══ Available records ══

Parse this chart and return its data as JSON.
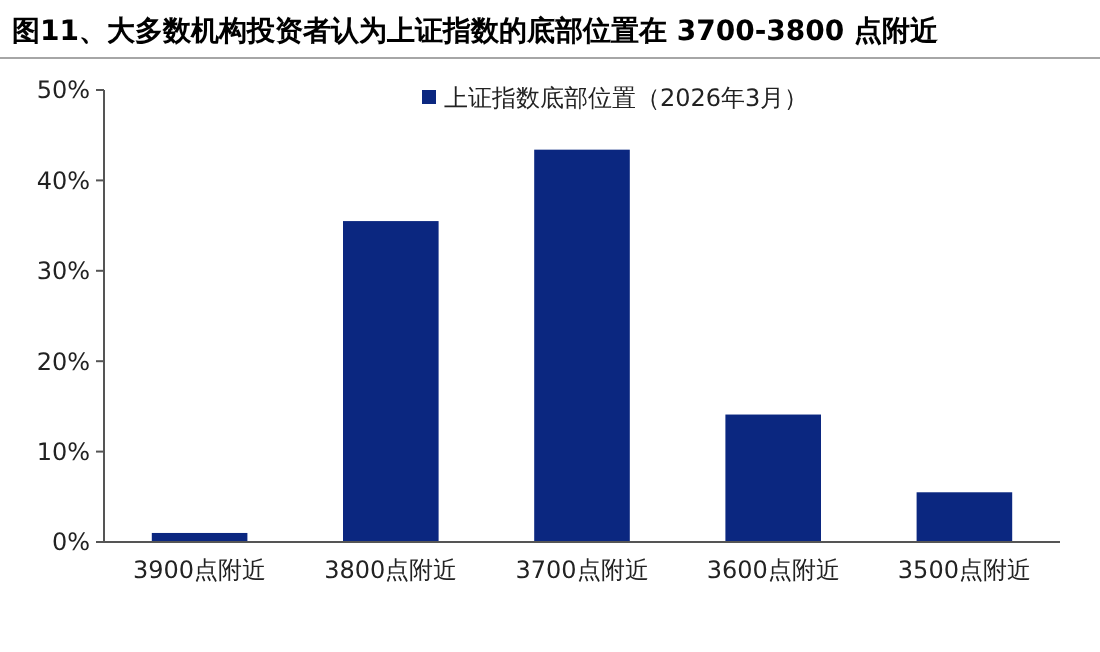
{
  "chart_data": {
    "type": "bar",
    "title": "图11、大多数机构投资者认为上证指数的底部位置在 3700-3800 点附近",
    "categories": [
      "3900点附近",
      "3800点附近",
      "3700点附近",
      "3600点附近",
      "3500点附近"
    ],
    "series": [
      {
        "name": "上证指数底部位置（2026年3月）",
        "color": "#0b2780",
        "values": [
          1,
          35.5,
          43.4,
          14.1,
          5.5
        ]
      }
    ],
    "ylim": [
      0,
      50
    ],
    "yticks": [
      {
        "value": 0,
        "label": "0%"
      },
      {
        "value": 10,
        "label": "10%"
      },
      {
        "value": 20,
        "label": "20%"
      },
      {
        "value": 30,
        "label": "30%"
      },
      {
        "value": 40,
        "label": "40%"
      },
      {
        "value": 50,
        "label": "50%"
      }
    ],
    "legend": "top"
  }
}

═══
══ Available records ══

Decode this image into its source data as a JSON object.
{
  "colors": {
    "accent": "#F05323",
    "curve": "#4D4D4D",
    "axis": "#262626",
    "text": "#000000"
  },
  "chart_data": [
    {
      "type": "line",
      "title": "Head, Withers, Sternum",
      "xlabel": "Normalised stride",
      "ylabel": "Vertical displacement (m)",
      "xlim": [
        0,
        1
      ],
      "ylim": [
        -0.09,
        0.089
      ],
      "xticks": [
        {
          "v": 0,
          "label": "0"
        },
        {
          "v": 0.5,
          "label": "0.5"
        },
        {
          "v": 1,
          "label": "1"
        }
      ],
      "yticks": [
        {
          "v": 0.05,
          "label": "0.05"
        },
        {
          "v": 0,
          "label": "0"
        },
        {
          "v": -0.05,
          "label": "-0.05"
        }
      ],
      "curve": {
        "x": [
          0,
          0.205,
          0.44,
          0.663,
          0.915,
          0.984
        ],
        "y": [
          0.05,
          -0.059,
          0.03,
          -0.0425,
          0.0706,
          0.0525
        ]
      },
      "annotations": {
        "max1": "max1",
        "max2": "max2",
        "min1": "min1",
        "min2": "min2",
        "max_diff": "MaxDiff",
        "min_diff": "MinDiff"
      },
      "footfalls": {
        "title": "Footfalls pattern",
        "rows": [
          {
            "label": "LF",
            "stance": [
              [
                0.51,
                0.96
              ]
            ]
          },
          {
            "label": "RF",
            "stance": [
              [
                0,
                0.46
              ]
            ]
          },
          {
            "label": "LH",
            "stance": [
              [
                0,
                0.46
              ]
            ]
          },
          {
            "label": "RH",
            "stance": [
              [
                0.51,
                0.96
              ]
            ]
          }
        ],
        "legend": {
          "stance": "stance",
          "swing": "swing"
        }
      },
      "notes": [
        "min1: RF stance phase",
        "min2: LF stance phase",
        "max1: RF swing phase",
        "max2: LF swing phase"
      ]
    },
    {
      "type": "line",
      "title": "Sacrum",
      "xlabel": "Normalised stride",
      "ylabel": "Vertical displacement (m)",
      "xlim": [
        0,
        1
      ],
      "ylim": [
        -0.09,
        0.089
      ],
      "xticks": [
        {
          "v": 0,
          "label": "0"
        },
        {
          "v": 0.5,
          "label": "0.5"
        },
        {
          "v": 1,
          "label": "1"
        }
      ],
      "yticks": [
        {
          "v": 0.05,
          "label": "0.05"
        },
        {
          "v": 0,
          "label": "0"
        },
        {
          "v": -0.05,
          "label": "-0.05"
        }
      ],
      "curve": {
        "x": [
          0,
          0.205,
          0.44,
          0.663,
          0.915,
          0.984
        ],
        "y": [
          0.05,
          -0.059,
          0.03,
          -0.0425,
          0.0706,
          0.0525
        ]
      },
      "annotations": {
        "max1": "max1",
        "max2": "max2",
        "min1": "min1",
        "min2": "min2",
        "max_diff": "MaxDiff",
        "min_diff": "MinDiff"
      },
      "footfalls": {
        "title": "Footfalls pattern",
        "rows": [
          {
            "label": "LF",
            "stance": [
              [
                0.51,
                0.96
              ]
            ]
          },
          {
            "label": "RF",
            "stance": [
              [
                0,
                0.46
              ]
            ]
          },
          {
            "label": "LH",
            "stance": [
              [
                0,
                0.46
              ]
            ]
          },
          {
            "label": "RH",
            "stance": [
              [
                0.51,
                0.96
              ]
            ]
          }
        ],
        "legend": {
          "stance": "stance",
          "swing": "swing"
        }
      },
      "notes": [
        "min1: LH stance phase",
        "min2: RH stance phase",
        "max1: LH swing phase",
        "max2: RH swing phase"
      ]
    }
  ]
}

═══
══ Available records ══

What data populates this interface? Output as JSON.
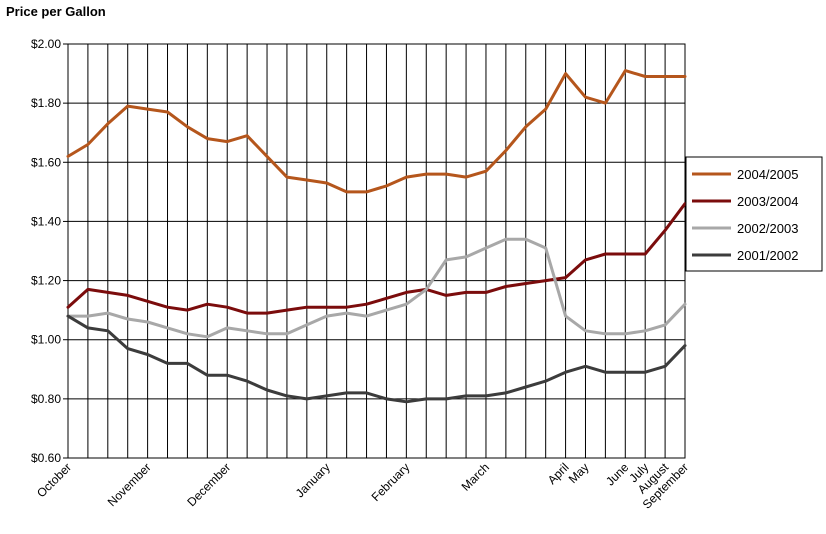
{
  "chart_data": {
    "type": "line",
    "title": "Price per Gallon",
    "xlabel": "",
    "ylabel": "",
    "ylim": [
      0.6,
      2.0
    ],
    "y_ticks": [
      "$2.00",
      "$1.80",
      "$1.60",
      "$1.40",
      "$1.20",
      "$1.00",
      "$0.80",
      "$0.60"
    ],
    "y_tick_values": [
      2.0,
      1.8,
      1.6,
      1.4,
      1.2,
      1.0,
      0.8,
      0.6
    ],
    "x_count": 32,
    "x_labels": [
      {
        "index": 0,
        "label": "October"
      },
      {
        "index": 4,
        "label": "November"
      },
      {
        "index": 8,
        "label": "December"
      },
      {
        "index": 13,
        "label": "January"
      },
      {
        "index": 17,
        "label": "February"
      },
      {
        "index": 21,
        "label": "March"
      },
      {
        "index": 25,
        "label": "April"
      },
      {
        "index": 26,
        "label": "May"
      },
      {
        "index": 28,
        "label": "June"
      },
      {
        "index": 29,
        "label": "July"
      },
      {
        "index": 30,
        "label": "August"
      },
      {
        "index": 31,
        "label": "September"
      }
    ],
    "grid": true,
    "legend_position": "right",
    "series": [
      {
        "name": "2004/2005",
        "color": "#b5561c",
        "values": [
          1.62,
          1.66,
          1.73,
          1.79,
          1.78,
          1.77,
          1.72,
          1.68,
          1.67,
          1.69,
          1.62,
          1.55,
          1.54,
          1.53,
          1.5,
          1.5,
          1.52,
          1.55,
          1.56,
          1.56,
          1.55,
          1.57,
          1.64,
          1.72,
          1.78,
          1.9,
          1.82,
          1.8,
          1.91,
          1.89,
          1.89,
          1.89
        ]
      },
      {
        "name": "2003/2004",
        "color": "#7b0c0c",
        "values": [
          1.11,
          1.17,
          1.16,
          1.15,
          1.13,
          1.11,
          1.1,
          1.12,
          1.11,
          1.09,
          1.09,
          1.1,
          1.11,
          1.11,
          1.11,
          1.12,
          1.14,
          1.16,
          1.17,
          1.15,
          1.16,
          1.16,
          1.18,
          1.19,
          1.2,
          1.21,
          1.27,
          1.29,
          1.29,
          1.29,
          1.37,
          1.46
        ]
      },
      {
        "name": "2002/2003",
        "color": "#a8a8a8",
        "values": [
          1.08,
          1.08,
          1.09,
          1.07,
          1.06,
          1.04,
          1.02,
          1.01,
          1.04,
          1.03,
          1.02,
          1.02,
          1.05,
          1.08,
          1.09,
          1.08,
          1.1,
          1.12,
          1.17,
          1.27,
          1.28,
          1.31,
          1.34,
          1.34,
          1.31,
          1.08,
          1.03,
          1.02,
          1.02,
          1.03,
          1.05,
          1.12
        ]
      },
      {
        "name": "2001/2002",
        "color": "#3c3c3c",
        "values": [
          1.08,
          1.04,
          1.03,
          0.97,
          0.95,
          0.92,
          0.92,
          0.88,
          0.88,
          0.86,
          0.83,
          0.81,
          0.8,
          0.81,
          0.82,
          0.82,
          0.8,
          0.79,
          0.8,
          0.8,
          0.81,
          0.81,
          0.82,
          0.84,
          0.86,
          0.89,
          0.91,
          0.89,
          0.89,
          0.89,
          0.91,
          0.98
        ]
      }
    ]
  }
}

═══

__The request__. Pick out every line with the string "swing" and copy it.

__Expected answer__.
          "swing": "swing"
        "max1: RF swing phase",
        "max2: LF swing phase"
          "swing": "swing"
        "max1: LH swing phase",
        "max2: RH swing phase"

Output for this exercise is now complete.